[Data listing]
==============================
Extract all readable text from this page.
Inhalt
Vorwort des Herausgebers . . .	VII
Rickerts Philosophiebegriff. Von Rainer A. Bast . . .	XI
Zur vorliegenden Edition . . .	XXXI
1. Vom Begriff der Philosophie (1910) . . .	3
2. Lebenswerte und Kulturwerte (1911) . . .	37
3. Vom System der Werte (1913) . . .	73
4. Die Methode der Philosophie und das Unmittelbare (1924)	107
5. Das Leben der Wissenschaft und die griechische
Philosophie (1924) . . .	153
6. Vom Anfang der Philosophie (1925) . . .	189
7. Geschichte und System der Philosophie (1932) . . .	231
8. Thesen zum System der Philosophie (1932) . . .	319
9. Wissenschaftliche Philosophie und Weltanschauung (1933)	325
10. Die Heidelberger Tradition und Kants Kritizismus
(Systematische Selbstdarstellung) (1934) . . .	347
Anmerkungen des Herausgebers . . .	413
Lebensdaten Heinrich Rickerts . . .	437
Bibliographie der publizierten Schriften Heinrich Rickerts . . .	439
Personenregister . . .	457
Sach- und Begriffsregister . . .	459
==============================
Here, the records must be output exactly and in full.

Solution to the problem —
Extract all readable text from this page.
Inhalt
Vorwort des Herausgebers . . .	VII
Rickerts Philosophiebegriff. Von Rainer A. Bast . . .	XI
Zur vorliegenden Edition . . .	XXXI
1. Vom Begriff der Philosophie (1910) . . .	3
2. Lebenswerte und Kulturwerte (1911) . . .	37
3. Vom System der Werte (1913) . . .	73
4. Die Methode der Philosophie und das Unmittelbare (1924)	107
5. Das Leben der Wissenschaft und die griechische
Philosophie (1924) . . .	153
6. Vom Anfang der Philosophie (1925) . . .	189
7. Geschichte und System der Philosophie (1932) . . .	231
8. Thesen zum System der Philosophie (1932) . . .	319
9. Wissenschaftliche Philosophie und Weltanschauung (1933)	325
10. Die Heidelberger Tradition und Kants Kritizismus
(Systematische Selbstdarstellung) (1934) . . .	347
Anmerkungen des Herausgebers . . .	413
Lebensdaten Heinrich Rickerts . . .	437
Bibliographie der publizierten Schriften Heinrich Rickerts . . .	439
Personenregister . . .	457
Sach- und Begriffsregister . . .	459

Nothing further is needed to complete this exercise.